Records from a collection
══════════════════════════════

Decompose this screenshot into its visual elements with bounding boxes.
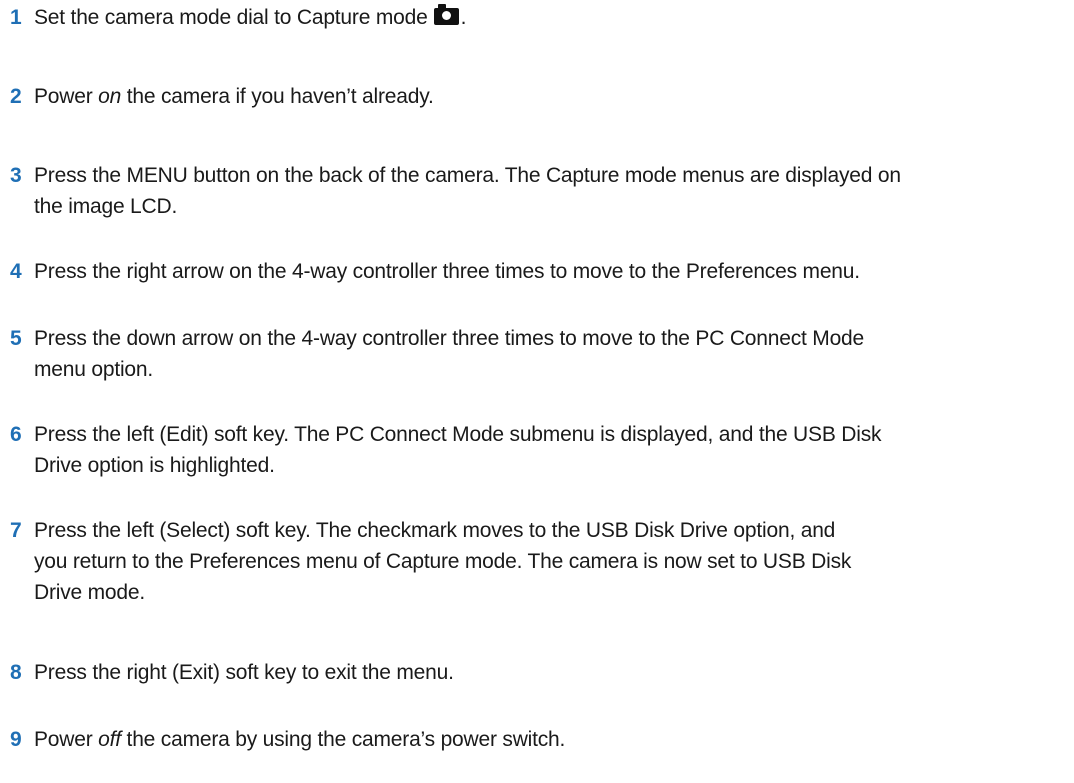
step-text: Press the MENU button on the back of the… xyxy=(34,164,901,218)
step-8: 8 Press the right (Exit) soft key to exi… xyxy=(10,657,1050,688)
step-number: 5 xyxy=(10,327,22,350)
emphasis-on: on xyxy=(98,85,122,108)
emphasis-off: off xyxy=(98,728,121,751)
step-text: Press the right (Exit) soft key to exit … xyxy=(34,661,454,684)
step-number: 7 xyxy=(10,519,22,542)
step-2: 2 Power on the camera if you haven’t alr… xyxy=(10,81,1050,112)
step-text: Power on the camera if you haven’t alrea… xyxy=(34,85,434,108)
step-text: Press the right arrow on the 4-way contr… xyxy=(34,260,860,283)
step-3: 3 Press the MENU button on the back of t… xyxy=(10,160,1050,222)
step-number: 1 xyxy=(10,6,22,29)
step-4: 4 Press the right arrow on the 4-way con… xyxy=(10,256,1050,287)
step-7: 7 Press the left (Select) soft key. The … xyxy=(10,515,1050,608)
step-5: 5 Press the down arrow on the 4-way cont… xyxy=(10,323,1050,385)
camera-icon xyxy=(433,4,459,25)
step-text: Press the left (Select) soft key. The ch… xyxy=(34,519,852,604)
step-number: 4 xyxy=(10,260,22,283)
step-9: 9 Power off the camera by using the came… xyxy=(10,724,1050,755)
step-number: 3 xyxy=(10,164,22,187)
step-number: 8 xyxy=(10,661,22,684)
step-text: Set the camera mode dial to Capture mode… xyxy=(34,4,467,29)
step-text: Power off the camera by using the camera… xyxy=(34,728,566,751)
step-number: 9 xyxy=(10,728,22,751)
step-text: Press the down arrow on the 4-way contro… xyxy=(34,327,865,381)
step-6: 6 Press the left (Edit) soft key. The PC… xyxy=(10,419,1050,481)
step-1: 1 Set the camera mode dial to Capture mo… xyxy=(10,2,1050,33)
step-number: 2 xyxy=(10,85,22,108)
step-number: 6 xyxy=(10,423,22,446)
step-text: Press the left (Edit) soft key. The PC C… xyxy=(34,423,882,477)
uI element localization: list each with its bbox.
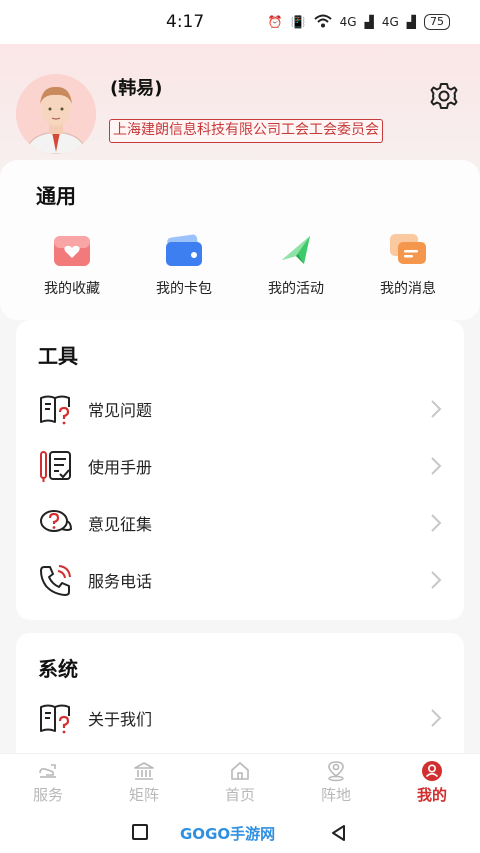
bank-icon: [134, 762, 154, 780]
grid-label: 我的消息: [380, 281, 436, 297]
settings-button[interactable]: [428, 80, 460, 112]
system-title: 系统: [38, 657, 78, 681]
feedback-bubble-icon: [40, 510, 73, 532]
grid-label: 我的卡包: [156, 281, 212, 297]
location-icon: [328, 761, 344, 782]
home-icon: [231, 762, 249, 780]
list-label: 常见问题: [88, 401, 153, 420]
about-book-icon: [40, 704, 70, 734]
grid-item-activities[interactable]: 我的活动: [240, 230, 352, 298]
service-icon: [39, 764, 56, 778]
watermark-logo: GOGO手游网: [180, 825, 276, 843]
list-label: 使用手册: [88, 458, 153, 477]
profile-header: (韩易) 上海建朗信息科技有限公司工会工会委员会: [0, 60, 480, 155]
chevron-right-icon: [431, 709, 442, 727]
list-label: 意见征集: [88, 515, 153, 534]
user-icon: [422, 761, 442, 781]
bottom-tab-bar: 服务 矩阵 首页 阵地 我的: [0, 753, 480, 811]
tab-label: 我的: [416, 786, 447, 804]
back-button[interactable]: [330, 824, 348, 842]
grid-label: 我的收藏: [44, 281, 100, 297]
list-item-feedback[interactable]: 意见征集: [16, 498, 464, 548]
general-section: 通用 我的收藏 我的卡包 我的活动 我的消息: [0, 160, 480, 320]
gear-icon: [430, 83, 458, 109]
signal-1-label: 4G: [339, 15, 357, 29]
grid-item-wallet[interactable]: 我的卡包: [128, 230, 240, 298]
tab-position[interactable]: 阵地: [288, 754, 384, 811]
tab-service[interactable]: 服务: [0, 754, 96, 811]
status-bar: 4:17 ⏰ 📳 4G ▟ 4G ▟ 75: [0, 0, 480, 44]
grid-item-favorites[interactable]: 我的收藏: [16, 230, 128, 298]
list-item-faq[interactable]: 常见问题: [16, 384, 464, 434]
avatar[interactable]: [16, 74, 96, 154]
tab-matrix[interactable]: 矩阵: [96, 754, 192, 811]
list-item-about[interactable]: 关于我们: [16, 693, 464, 743]
chevron-right-icon: [431, 457, 442, 475]
tools-section: 工具 常见问题 使用手册 意见征集 服务电话: [16, 320, 464, 620]
tab-label: 矩阵: [128, 786, 159, 804]
signal-1-icon: ▟: [364, 15, 374, 29]
chat-icon: [390, 234, 426, 264]
list-item-manual[interactable]: 使用手册: [16, 441, 464, 491]
battery-icon: 75: [424, 14, 450, 30]
signal-2-icon: ▟: [406, 15, 416, 29]
system-navigation-bar: GOGO手游网: [0, 811, 480, 853]
status-icons: ⏰ 📳 4G ▟ 4G ▟ 75: [268, 14, 450, 31]
system-section: 系统 关于我们: [16, 633, 464, 763]
wifi-icon: [313, 14, 332, 31]
signal-2-label: 4G: [381, 15, 399, 29]
general-grid: 我的收藏 我的卡包 我的活动 我的消息: [16, 230, 464, 298]
faq-book-icon: [40, 395, 70, 425]
list-label: 关于我们: [88, 710, 153, 729]
general-title: 通用: [36, 184, 76, 208]
organization-badge: 上海建朗信息科技有限公司工会工会委员会: [109, 119, 383, 143]
chevron-right-icon: [431, 514, 442, 532]
grid-item-messages[interactable]: 我的消息: [352, 230, 464, 298]
chevron-right-icon: [431, 571, 442, 589]
alarm-icon: ⏰: [267, 15, 283, 29]
wallet-icon: [166, 234, 202, 266]
list-label: 服务电话: [88, 572, 153, 591]
tab-mine[interactable]: 我的: [384, 754, 480, 811]
status-time: 4:17: [166, 12, 205, 32]
user-name: (韩易): [110, 78, 163, 99]
chevron-right-icon: [431, 400, 442, 418]
grid-label: 我的活动: [268, 281, 324, 297]
vibrate-icon: 📳: [290, 15, 306, 29]
tools-title: 工具: [38, 344, 78, 368]
tab-label: 阵地: [320, 786, 351, 804]
manual-icon: [40, 451, 71, 482]
phone-icon: [40, 565, 71, 596]
flag-icon: [282, 236, 310, 264]
recent-apps-button[interactable]: [132, 824, 148, 840]
heart-folder-icon: [54, 236, 90, 266]
tab-label: 首页: [224, 786, 255, 804]
list-item-service-phone[interactable]: 服务电话: [16, 555, 464, 605]
tab-home[interactable]: 首页: [192, 754, 288, 811]
tab-label: 服务: [32, 786, 63, 804]
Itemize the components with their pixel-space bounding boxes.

══════════════════════════════

Reproduce all of the lines above word for word, omitting the pictures.

◆ Reply to the task:
Decompose this screenshot into its visual elements with bounding boxes.
step-text: Press the MENU button on the back of the… xyxy=(34,164,901,218)
step-8: 8 Press the right (Exit) soft key to exi… xyxy=(10,657,1050,688)
step-number: 5 xyxy=(10,327,22,350)
emphasis-on: on xyxy=(98,85,122,108)
emphasis-off: off xyxy=(98,728,121,751)
step-text: Press the right (Exit) soft key to exit … xyxy=(34,661,454,684)
step-number: 7 xyxy=(10,519,22,542)
step-2: 2 Power on the camera if you haven’t alr… xyxy=(10,81,1050,112)
step-text: Power on the camera if you haven’t alrea… xyxy=(34,85,434,108)
step-text: Press the right arrow on the 4-way contr… xyxy=(34,260,860,283)
step-3: 3 Press the MENU button on the back of t… xyxy=(10,160,1050,222)
step-number: 1 xyxy=(10,6,22,29)
step-4: 4 Press the right arrow on the 4-way con… xyxy=(10,256,1050,287)
step-7: 7 Press the left (Select) soft key. The … xyxy=(10,515,1050,608)
step-5: 5 Press the down arrow on the 4-way cont… xyxy=(10,323,1050,385)
camera-icon xyxy=(433,4,459,25)
step-text: Press the left (Select) soft key. The ch… xyxy=(34,519,852,604)
step-number: 4 xyxy=(10,260,22,283)
step-9: 9 Power off the camera by using the came… xyxy=(10,724,1050,755)
step-number: 3 xyxy=(10,164,22,187)
step-number: 8 xyxy=(10,661,22,684)
step-text: Set the camera mode dial to Capture mode… xyxy=(34,4,467,29)
step-text: Power off the camera by using the camera… xyxy=(34,728,566,751)
step-number: 9 xyxy=(10,728,22,751)
step-text: Press the down arrow on the 4-way contro… xyxy=(34,327,865,381)
step-6: 6 Press the left (Edit) soft key. The PC… xyxy=(10,419,1050,481)
step-1: 1 Set the camera mode dial to Capture mo… xyxy=(10,2,1050,33)
step-number: 2 xyxy=(10,85,22,108)
step-number: 6 xyxy=(10,423,22,446)
step-text: Press the left (Edit) soft key. The PC C… xyxy=(34,423,882,477)
uI element localization: list each with its bbox.
bank-icon: [134, 762, 154, 780]
grid-label: 我的消息: [380, 281, 436, 297]
settings-button[interactable]: [428, 80, 460, 112]
system-title: 系统: [38, 657, 78, 681]
feedback-bubble-icon: [40, 510, 73, 532]
grid-label: 我的卡包: [156, 281, 212, 297]
location-icon: [328, 761, 344, 782]
home-icon: [231, 762, 249, 780]
list-label: 常见问题: [88, 401, 153, 420]
about-book-icon: [40, 704, 70, 734]
grid-item-activities[interactable]: 我的活动: [240, 230, 352, 298]
service-icon: [39, 764, 56, 778]
watermark-logo: GOGO手游网: [180, 825, 276, 843]
list-label: 使用手册: [88, 458, 153, 477]
profile-header: (韩易) 上海建朗信息科技有限公司工会工会委员会: [0, 60, 480, 155]
chevron-right-icon: [431, 709, 442, 727]
list-label: 意见征集: [88, 515, 153, 534]
user-icon: [422, 761, 442, 781]
bottom-tab-bar: 服务 矩阵 首页 阵地 我的: [0, 753, 480, 811]
tab-label: 我的: [416, 786, 447, 804]
back-button[interactable]: [330, 824, 348, 842]
grid-label: 我的收藏: [44, 281, 100, 297]
list-item-feedback[interactable]: 意见征集: [16, 498, 464, 548]
general-section: 通用 我的收藏 我的卡包 我的活动 我的消息: [0, 160, 480, 320]
gear-icon: [430, 83, 458, 109]
signal-1-label: 4G: [339, 15, 357, 29]
grid-item-wallet[interactable]: 我的卡包: [128, 230, 240, 298]
tab-position[interactable]: 阵地: [288, 754, 384, 811]
tab-service[interactable]: 服务: [0, 754, 96, 811]
status-bar: 4:17 ⏰ 📳 4G ▟ 4G ▟ 75: [0, 0, 480, 44]
grid-item-favorites[interactable]: 我的收藏: [16, 230, 128, 298]
list-item-faq[interactable]: 常见问题: [16, 384, 464, 434]
avatar[interactable]: [16, 74, 96, 154]
tab-matrix[interactable]: 矩阵: [96, 754, 192, 811]
list-item-about[interactable]: 关于我们: [16, 693, 464, 743]
chevron-right-icon: [431, 457, 442, 475]
tools-section: 工具 常见问题 使用手册 意见征集 服务电话: [16, 320, 464, 620]
tab-label: 矩阵: [128, 786, 159, 804]
signal-1-icon: ▟: [364, 15, 374, 29]
chat-icon: [390, 234, 426, 264]
list-item-manual[interactable]: 使用手册: [16, 441, 464, 491]
battery-icon: 75: [424, 14, 450, 30]
signal-2-icon: ▟: [406, 15, 416, 29]
system-navigation-bar: GOGO手游网: [0, 811, 480, 853]
status-icons: ⏰ 📳 4G ▟ 4G ▟ 75: [268, 14, 450, 31]
system-section: 系统 关于我们: [16, 633, 464, 763]
wifi-icon: [313, 14, 332, 31]
signal-2-label: 4G: [381, 15, 399, 29]
general-grid: 我的收藏 我的卡包 我的活动 我的消息: [16, 230, 464, 298]
faq-book-icon: [40, 395, 70, 425]
list-label: 关于我们: [88, 710, 153, 729]
general-title: 通用: [36, 184, 76, 208]
organization-badge: 上海建朗信息科技有限公司工会工会委员会: [109, 119, 383, 143]
chevron-right-icon: [431, 514, 442, 532]
grid-item-messages[interactable]: 我的消息: [352, 230, 464, 298]
chevron-right-icon: [431, 571, 442, 589]
alarm-icon: ⏰: [267, 15, 283, 29]
wallet-icon: [166, 234, 202, 266]
list-label: 服务电话: [88, 572, 153, 591]
tab-mine[interactable]: 我的: [384, 754, 480, 811]
status-time: 4:17: [166, 12, 205, 32]
user-name: (韩易): [110, 78, 163, 99]
chevron-right-icon: [431, 400, 442, 418]
grid-label: 我的活动: [268, 281, 324, 297]
vibrate-icon: 📳: [290, 15, 306, 29]
tools-title: 工具: [38, 344, 78, 368]
tab-label: 阵地: [320, 786, 351, 804]
manual-icon: [40, 451, 71, 482]
phone-icon: [40, 565, 71, 596]
flag-icon: [282, 236, 310, 264]
recent-apps-button[interactable]: [132, 824, 148, 840]
heart-folder-icon: [54, 236, 90, 266]
tab-label: 首页: [224, 786, 255, 804]
list-item-service-phone[interactable]: 服务电话: [16, 555, 464, 605]
tab-home[interactable]: 首页: [192, 754, 288, 811]
tab-label: 服务: [32, 786, 63, 804]
Itemize the components with their pixel-space bounding boxes.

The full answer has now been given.